Read through the records below and copy each line that uses the word "scans".

Records
################
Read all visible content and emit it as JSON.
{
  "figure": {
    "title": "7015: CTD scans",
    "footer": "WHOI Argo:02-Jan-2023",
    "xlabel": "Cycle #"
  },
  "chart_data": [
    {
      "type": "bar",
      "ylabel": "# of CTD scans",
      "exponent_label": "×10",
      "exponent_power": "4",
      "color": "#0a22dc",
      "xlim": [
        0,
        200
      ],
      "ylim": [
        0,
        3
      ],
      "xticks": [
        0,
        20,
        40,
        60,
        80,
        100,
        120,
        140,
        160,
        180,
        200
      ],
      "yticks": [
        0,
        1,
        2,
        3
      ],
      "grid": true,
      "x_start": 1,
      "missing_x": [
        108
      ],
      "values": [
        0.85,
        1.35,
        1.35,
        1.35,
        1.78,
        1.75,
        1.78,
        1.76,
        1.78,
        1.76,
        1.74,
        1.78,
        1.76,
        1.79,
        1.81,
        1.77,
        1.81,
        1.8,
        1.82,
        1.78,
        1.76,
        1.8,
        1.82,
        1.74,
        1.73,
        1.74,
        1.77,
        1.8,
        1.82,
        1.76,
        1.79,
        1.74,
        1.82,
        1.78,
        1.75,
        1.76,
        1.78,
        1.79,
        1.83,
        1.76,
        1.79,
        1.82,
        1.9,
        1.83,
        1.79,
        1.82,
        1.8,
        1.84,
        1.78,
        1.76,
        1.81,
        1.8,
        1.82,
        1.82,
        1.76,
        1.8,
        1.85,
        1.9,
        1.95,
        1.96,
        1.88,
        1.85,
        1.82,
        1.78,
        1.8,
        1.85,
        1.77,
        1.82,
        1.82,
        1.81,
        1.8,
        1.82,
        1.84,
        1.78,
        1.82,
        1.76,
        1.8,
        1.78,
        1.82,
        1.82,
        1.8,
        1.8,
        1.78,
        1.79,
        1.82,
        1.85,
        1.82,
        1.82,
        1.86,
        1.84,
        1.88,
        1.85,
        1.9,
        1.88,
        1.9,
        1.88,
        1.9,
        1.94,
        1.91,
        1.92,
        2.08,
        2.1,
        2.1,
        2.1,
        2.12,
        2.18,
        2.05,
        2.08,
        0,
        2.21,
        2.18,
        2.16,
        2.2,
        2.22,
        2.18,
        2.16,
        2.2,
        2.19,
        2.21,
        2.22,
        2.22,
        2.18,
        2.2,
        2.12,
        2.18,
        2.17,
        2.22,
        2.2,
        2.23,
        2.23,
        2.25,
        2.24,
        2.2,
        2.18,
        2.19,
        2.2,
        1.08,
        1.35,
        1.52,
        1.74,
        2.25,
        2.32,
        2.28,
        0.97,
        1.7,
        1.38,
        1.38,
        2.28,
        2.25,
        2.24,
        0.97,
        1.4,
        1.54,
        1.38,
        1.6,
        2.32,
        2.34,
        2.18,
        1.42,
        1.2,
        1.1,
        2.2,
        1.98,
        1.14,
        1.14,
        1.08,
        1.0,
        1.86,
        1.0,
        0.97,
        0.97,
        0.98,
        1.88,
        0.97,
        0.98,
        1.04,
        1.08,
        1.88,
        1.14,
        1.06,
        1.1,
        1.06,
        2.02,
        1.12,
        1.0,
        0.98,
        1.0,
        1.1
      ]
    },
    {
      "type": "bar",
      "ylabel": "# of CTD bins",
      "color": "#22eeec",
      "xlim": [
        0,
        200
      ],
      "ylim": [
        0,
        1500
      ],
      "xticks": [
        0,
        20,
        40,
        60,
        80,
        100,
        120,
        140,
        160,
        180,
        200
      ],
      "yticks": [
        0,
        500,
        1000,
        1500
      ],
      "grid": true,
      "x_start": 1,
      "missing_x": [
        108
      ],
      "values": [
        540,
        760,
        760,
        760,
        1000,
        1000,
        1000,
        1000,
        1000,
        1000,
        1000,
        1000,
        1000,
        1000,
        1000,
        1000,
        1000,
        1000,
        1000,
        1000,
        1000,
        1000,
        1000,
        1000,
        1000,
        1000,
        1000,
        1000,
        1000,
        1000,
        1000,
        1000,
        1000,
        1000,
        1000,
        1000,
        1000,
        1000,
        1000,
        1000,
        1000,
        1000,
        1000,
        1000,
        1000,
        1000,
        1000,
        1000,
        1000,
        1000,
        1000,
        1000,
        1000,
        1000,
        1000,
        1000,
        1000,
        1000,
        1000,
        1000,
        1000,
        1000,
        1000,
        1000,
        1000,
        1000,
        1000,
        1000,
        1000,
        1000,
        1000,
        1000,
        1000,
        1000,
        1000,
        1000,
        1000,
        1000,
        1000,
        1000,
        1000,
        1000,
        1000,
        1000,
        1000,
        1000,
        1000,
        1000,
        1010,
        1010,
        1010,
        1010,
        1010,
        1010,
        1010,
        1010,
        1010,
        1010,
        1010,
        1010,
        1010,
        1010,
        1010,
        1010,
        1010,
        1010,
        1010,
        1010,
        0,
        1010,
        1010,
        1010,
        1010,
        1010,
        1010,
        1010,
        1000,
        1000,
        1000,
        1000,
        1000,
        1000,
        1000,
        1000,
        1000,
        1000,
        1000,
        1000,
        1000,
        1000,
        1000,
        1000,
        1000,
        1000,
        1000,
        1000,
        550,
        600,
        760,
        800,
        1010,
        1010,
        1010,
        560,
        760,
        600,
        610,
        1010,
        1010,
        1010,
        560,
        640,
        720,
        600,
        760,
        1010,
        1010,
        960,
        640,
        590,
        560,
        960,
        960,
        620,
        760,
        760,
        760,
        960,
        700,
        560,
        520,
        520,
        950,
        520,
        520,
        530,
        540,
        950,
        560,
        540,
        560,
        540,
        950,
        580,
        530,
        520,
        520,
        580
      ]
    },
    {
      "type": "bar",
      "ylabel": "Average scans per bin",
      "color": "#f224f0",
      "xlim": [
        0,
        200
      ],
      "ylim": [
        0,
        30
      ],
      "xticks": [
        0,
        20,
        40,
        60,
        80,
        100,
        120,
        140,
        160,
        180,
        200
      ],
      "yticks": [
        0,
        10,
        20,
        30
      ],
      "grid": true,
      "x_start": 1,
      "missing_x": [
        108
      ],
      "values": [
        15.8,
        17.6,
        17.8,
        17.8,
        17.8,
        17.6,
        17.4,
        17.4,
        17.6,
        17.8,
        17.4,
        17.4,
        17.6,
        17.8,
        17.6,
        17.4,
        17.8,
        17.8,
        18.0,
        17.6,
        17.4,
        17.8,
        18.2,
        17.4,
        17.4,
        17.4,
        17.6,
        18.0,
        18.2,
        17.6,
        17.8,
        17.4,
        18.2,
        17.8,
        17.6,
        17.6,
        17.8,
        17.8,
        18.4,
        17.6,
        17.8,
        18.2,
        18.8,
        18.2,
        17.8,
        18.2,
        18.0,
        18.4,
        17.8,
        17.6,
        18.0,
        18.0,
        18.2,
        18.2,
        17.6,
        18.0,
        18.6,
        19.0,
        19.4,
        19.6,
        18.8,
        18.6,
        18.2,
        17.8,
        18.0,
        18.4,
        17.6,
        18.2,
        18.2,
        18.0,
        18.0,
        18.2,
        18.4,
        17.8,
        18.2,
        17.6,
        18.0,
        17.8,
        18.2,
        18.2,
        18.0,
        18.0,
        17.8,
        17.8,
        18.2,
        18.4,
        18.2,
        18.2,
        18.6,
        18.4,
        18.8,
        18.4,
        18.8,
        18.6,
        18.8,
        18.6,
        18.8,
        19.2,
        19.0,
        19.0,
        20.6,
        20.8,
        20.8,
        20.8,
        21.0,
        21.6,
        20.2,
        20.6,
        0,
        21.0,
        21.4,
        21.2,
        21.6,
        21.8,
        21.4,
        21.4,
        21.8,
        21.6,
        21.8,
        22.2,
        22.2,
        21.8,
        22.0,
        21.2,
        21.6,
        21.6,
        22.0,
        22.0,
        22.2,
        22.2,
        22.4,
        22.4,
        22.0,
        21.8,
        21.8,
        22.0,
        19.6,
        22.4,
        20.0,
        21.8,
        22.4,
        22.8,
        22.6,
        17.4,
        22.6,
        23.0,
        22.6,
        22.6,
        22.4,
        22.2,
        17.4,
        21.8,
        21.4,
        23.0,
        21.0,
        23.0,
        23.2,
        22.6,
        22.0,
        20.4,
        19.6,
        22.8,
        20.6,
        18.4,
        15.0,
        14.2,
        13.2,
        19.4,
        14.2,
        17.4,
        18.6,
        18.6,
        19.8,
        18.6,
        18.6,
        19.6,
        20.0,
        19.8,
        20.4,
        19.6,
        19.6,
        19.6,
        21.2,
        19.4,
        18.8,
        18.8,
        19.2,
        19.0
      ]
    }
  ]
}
################
▸ Final result:
    "title": "7015: CTD scans",
      "ylabel": "# of CTD scans",
      "ylabel": "Average scans per bin",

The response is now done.